- [Exercise goal]: Write out the whole listing word for word.

- [Data]:
——————————
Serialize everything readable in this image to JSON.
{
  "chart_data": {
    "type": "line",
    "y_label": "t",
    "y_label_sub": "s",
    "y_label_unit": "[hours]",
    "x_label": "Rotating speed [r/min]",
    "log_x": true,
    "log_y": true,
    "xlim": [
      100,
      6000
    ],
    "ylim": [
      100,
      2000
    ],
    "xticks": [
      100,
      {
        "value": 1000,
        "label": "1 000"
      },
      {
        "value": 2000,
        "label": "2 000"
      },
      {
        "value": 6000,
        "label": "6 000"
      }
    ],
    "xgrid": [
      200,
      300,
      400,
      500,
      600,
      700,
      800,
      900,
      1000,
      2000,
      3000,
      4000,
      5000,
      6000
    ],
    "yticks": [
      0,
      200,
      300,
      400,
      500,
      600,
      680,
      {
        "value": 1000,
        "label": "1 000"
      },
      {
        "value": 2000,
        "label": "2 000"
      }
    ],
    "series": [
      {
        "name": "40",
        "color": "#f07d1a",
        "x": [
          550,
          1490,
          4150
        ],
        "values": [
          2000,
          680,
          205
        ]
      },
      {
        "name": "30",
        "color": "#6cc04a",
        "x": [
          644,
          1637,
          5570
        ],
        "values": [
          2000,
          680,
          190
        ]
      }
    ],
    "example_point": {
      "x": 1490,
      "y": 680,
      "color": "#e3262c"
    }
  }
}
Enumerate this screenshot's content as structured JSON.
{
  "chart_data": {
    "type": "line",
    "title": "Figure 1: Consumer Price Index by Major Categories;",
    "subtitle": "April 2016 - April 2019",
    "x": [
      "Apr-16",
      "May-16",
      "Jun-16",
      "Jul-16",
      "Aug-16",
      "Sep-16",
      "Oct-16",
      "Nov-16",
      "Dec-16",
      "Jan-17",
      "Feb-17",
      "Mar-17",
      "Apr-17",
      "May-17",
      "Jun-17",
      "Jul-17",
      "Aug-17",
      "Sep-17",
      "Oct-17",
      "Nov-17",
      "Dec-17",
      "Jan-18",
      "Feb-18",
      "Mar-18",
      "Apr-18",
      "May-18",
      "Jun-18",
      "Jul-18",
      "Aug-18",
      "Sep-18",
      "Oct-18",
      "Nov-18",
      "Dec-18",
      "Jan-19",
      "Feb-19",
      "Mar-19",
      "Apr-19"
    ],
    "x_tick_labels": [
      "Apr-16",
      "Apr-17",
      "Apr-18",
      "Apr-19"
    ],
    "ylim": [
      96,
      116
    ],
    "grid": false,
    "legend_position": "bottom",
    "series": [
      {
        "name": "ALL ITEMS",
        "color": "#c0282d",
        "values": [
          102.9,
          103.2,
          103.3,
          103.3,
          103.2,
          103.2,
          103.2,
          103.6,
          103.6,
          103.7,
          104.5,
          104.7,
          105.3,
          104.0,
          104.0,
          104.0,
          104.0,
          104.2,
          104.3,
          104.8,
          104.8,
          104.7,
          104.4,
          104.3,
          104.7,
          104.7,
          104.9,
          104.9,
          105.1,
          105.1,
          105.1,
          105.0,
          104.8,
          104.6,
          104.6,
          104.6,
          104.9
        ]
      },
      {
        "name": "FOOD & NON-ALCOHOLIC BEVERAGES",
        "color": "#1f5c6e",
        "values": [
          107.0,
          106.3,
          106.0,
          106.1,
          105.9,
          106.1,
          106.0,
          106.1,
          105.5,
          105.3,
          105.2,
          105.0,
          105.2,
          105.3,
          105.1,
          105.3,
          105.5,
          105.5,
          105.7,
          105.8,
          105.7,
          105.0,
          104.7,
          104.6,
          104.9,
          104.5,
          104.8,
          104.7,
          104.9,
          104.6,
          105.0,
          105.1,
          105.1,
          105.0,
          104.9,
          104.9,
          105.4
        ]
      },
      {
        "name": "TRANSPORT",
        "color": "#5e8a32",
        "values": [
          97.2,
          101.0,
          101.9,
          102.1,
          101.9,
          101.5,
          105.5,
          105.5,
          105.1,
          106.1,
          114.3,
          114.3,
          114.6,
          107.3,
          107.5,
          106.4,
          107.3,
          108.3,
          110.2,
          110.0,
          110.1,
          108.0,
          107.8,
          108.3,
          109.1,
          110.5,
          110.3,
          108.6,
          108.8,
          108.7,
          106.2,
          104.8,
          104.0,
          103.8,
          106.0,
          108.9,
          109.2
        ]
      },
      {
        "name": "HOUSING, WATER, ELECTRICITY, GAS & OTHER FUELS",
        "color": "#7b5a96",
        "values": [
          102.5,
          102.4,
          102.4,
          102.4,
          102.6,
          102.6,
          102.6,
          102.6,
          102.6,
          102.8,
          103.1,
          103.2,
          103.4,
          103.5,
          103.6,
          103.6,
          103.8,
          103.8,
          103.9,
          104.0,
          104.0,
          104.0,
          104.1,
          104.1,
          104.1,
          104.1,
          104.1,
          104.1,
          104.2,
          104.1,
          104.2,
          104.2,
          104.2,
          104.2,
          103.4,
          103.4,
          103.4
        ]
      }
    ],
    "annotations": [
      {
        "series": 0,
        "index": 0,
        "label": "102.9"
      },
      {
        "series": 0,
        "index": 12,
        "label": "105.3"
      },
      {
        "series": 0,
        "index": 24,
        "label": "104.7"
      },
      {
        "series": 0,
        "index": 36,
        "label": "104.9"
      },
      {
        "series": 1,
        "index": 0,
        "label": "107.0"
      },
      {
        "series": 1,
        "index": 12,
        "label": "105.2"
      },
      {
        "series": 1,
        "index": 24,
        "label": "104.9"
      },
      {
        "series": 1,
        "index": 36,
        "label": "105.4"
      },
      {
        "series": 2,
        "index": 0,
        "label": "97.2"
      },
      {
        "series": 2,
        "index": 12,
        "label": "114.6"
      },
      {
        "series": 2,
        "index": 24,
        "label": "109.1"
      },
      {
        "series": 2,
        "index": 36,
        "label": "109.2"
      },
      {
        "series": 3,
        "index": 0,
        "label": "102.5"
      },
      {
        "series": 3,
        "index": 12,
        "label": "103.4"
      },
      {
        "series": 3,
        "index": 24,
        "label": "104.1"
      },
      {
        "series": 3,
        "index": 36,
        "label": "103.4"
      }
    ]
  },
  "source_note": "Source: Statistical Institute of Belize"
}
——————————
- [Solution to this task]:
Serialize everything readable in this image to JSON.
{
  "chart_data": {
    "type": "line",
    "y_label": "t",
    "y_label_sub": "s",
    "y_label_unit": "[hours]",
    "x_label": "Rotating speed [r/min]",
    "log_x": true,
    "log_y": true,
    "xlim": [
      100,
      6000
    ],
    "ylim": [
      100,
      2000
    ],
    "xticks": [
      100,
      {
        "value": 1000,
        "label": "1 000"
      },
      {
        "value": 2000,
        "label": "2 000"
      },
      {
        "value": 6000,
        "label": "6 000"
      }
    ],
    "xgrid": [
      200,
      300,
      400,
      500,
      600,
      700,
      800,
      900,
      1000,
      2000,
      3000,
      4000,
      5000,
      6000
    ],
    "yticks": [
      0,
      200,
      300,
      400,
      500,
      600,
      680,
      {
        "value": 1000,
        "label": "1 000"
      },
      {
        "value": 2000,
        "label": "2 000"
      }
    ],
    "series": [
      {
        "name": "40",
        "color": "#f07d1a",
        "x": [
          550,
          1490,
          4150
        ],
        "values": [
          2000,
          680,
          205
        ]
      },
      {
        "name": "30",
        "color": "#6cc04a",
        "x": [
          644,
          1637,
          5570
        ],
        "values": [
          2000,
          680,
          190
        ]
      }
    ],
    "example_point": {
      "x": 1490,
      "y": 680,
      "color": "#e3262c"
    }
  }
}
Enumerate this screenshot's content as structured JSON.
{
  "chart_data": {
    "type": "line",
    "title": "Figure 1: Consumer Price Index by Major Categories;",
    "subtitle": "April 2016 - April 2019",
    "x": [
      "Apr-16",
      "May-16",
      "Jun-16",
      "Jul-16",
      "Aug-16",
      "Sep-16",
      "Oct-16",
      "Nov-16",
      "Dec-16",
      "Jan-17",
      "Feb-17",
      "Mar-17",
      "Apr-17",
      "May-17",
      "Jun-17",
      "Jul-17",
      "Aug-17",
      "Sep-17",
      "Oct-17",
      "Nov-17",
      "Dec-17",
      "Jan-18",
      "Feb-18",
      "Mar-18",
      "Apr-18",
      "May-18",
      "Jun-18",
      "Jul-18",
      "Aug-18",
      "Sep-18",
      "Oct-18",
      "Nov-18",
      "Dec-18",
      "Jan-19",
      "Feb-19",
      "Mar-19",
      "Apr-19"
    ],
    "x_tick_labels": [
      "Apr-16",
      "Apr-17",
      "Apr-18",
      "Apr-19"
    ],
    "ylim": [
      96,
      116
    ],
    "grid": false,
    "legend_position": "bottom",
    "series": [
      {
        "name": "ALL ITEMS",
        "color": "#c0282d",
        "values": [
          102.9,
          103.2,
          103.3,
          103.3,
          103.2,
          103.2,
          103.2,
          103.6,
          103.6,
          103.7,
          104.5,
          104.7,
          105.3,
          104.0,
          104.0,
          104.0,
          104.0,
          104.2,
          104.3,
          104.8,
          104.8,
          104.7,
          104.4,
          104.3,
          104.7,
          104.7,
          104.9,
          104.9,
          105.1,
          105.1,
          105.1,
          105.0,
          104.8,
          104.6,
          104.6,
          104.6,
          104.9
        ]
      },
      {
        "name": "FOOD & NON-ALCOHOLIC BEVERAGES",
        "color": "#1f5c6e",
        "values": [
          107.0,
          106.3,
          106.0,
          106.1,
          105.9,
          106.1,
          106.0,
          106.1,
          105.5,
          105.3,
          105.2,
          105.0,
          105.2,
          105.3,
          105.1,
          105.3,
          105.5,
          105.5,
          105.7,
          105.8,
          105.7,
          105.0,
          104.7,
          104.6,
          104.9,
          104.5,
          104.8,
          104.7,
          104.9,
          104.6,
          105.0,
          105.1,
          105.1,
          105.0,
          104.9,
          104.9,
          105.4
        ]
      },
      {
        "name": "TRANSPORT",
        "color": "#5e8a32",
        "values": [
          97.2,
          101.0,
          101.9,
          102.1,
          101.9,
          101.5,
          105.5,
          105.5,
          105.1,
          106.1,
          114.3,
          114.3,
          114.6,
          107.3,
          107.5,
          106.4,
          107.3,
          108.3,
          110.2,
          110.0,
          110.1,
          108.0,
          107.8,
          108.3,
          109.1,
          110.5,
          110.3,
          108.6,
          108.8,
          108.7,
          106.2,
          104.8,
          104.0,
          103.8,
          106.0,
          108.9,
          109.2
        ]
      },
      {
        "name": "HOUSING, WATER, ELECTRICITY, GAS & OTHER FUELS",
        "color": "#7b5a96",
        "values": [
          102.5,
          102.4,
          102.4,
          102.4,
          102.6,
          102.6,
          102.6,
          102.6,
          102.6,
          102.8,
          103.1,
          103.2,
          103.4,
          103.5,
          103.6,
          103.6,
          103.8,
          103.8,
          103.9,
          104.0,
          104.0,
          104.0,
          104.1,
          104.1,
          104.1,
          104.1,
          104.1,
          104.1,
          104.2,
          104.1,
          104.2,
          104.2,
          104.2,
          104.2,
          103.4,
          103.4,
          103.4
        ]
      }
    ],
    "annotations": [
      {
        "series": 0,
        "index": 0,
        "label": "102.9"
      },
      {
        "series": 0,
        "index": 12,
        "label": "105.3"
      },
      {
        "series": 0,
        "index": 24,
        "label": "104.7"
      },
      {
        "series": 0,
        "index": 36,
        "label": "104.9"
      },
      {
        "series": 1,
        "index": 0,
        "label": "107.0"
      },
      {
        "series": 1,
        "index": 12,
        "label": "105.2"
      },
      {
        "series": 1,
        "index": 24,
        "label": "104.9"
      },
      {
        "series": 1,
        "index": 36,
        "label": "105.4"
      },
      {
        "series": 2,
        "index": 0,
        "label": "97.2"
      },
      {
        "series": 2,
        "index": 12,
        "label": "114.6"
      },
      {
        "series": 2,
        "index": 24,
        "label": "109.1"
      },
      {
        "series": 2,
        "index": 36,
        "label": "109.2"
      },
      {
        "series": 3,
        "index": 0,
        "label": "102.5"
      },
      {
        "series": 3,
        "index": 12,
        "label": "103.4"
      },
      {
        "series": 3,
        "index": 24,
        "label": "104.1"
      },
      {
        "series": 3,
        "index": 36,
        "label": "103.4"
      }
    ]
  },
  "source_note": "Source: Statistical Institute of Belize"
}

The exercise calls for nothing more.